■ Goal ■
Recast every line of the material below as a Markdown table with the columns Row and Line, numbering each row and leaving out any blank lines.

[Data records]
◇ ◇ ◇

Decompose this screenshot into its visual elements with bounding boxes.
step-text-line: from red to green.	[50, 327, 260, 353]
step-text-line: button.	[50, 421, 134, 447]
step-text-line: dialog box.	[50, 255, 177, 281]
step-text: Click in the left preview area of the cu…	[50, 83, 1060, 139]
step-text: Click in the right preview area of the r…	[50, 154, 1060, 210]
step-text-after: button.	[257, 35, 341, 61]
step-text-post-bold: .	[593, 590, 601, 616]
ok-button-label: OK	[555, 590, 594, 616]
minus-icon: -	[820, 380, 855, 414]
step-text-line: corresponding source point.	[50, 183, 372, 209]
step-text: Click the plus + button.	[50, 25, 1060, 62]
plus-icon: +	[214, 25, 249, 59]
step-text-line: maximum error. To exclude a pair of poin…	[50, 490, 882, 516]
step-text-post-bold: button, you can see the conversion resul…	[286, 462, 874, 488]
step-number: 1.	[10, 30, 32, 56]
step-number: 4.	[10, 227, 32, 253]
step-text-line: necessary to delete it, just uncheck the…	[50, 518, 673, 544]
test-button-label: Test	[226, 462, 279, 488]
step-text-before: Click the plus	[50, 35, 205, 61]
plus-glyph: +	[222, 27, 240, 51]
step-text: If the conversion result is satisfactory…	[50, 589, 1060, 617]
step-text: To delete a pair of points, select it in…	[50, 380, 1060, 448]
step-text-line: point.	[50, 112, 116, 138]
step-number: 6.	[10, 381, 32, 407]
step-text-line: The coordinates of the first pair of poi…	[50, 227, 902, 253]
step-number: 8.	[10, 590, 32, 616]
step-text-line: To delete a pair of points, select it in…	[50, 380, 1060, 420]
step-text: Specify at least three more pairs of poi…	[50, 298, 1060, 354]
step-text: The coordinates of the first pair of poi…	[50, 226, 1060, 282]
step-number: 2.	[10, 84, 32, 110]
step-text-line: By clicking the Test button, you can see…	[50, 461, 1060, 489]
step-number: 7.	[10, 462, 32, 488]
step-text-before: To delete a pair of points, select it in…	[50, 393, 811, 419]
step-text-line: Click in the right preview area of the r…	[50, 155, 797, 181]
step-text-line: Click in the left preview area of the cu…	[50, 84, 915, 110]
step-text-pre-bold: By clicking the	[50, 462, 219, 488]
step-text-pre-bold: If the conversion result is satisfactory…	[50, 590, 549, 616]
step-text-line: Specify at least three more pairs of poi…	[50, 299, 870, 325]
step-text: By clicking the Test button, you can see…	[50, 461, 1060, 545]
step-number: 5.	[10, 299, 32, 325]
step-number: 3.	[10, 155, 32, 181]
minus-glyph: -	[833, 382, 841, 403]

◇ ◇ ◇

■ Reply ■
| Row | Line |
|---|---|
| 1 | Decompose this screenshot into its visual elements with bounding boxes. |
| 2 | step-text-line: from red to green.	[50, 327, 260, 353] |
| 3 | step-text-line: button.	[50, 421, 134, 447] |
| 4 | step-text-line: dialog box.	[50, 255, 177, 281] |
| 5 | step-text: Click in the left preview area of the cu…	[50, 83, 1060, 139] |
| 6 | step-text: Click in the right preview area of the r…	[50, 154, 1060, 210] |
| 7 | step-text-after: button.	[257, 35, 341, 61] |
| 8 | step-text-post-bold: .	[593, 590, 601, 616] |
| 9 | ok-button-label: OK	[555, 590, 594, 616] |
| 10 | minus-icon: -	[820, 380, 855, 414] |
| 11 | step-text-line: corresponding source point.	[50, 183, 372, 209] |
| 12 | step-text: Click the plus + button.	[50, 25, 1060, 62] |
| 13 | plus-icon: +	[214, 25, 249, 59] |
| 14 | step-text-line: maximum error. To exclude a pair of poin…	[50, 490, 882, 516] |
| 15 | step-text-post-bold: button, you can see the conversion resul…	[286, 462, 874, 488] |
| 16 | step-number: 1.	[10, 30, 32, 56] |
| 17 | step-number: 4.	[10, 227, 32, 253] |
| 18 | step-text-line: necessary to delete it, just uncheck the…	[50, 518, 673, 544] |
| 19 | test-button-label: Test	[226, 462, 279, 488] |
| 20 | step-text-before: Click the plus	[50, 35, 205, 61] |
| 21 | plus-glyph: +	[222, 27, 240, 51] |
| 22 | step-text: If the conversion result is satisfactory…	[50, 589, 1060, 617] |
| 23 | step-text: To delete a pair of points, select it in…	[50, 380, 1060, 448] |
| 24 | step-text-line: point.	[50, 112, 116, 138] |
| 25 | step-number: 6.	[10, 381, 32, 407] |
| 26 | step-text-line: The coordinates of the first pair of poi…	[50, 227, 902, 253] |
| 27 | step-number: 8.	[10, 590, 32, 616] |
| 28 | step-text-line: To delete a pair of points, select it in…	[50, 380, 1060, 420] |
| 29 | step-text: Specify at least three more pairs of poi…	[50, 298, 1060, 354] |
| 30 | step-text: The coordinates of the first pair of poi…	[50, 226, 1060, 282] |
| 31 | step-number: 2.	[10, 84, 32, 110] |
| 32 | step-text-line: By clicking the Test button, you can see…	[50, 461, 1060, 489] |
| 33 | step-number: 7.	[10, 462, 32, 488] |
| 34 | step-text-before: To delete a pair of points, select it in…	[50, 393, 811, 419] |
| 35 | step-text-line: Click in the right preview area of the r…	[50, 155, 797, 181] |
| 36 | step-text-line: Click in the left preview area of the cu…	[50, 84, 915, 110] |
| 37 | step-text-pre-bold: By clicking the	[50, 462, 219, 488] |
| 38 | step-text-pre-bold: If the conversion result is satisfactory…	[50, 590, 549, 616] |
| 39 | step-text-line: Specify at least three more pairs of poi…	[50, 299, 870, 325] |
| 40 | step-text: By clicking the Test button, you can see…	[50, 461, 1060, 545] |
| 41 | step-number: 5.	[10, 299, 32, 325] |
| 42 | step-number: 3.	[10, 155, 32, 181] |
| 43 | minus-glyph: -	[833, 382, 841, 403] |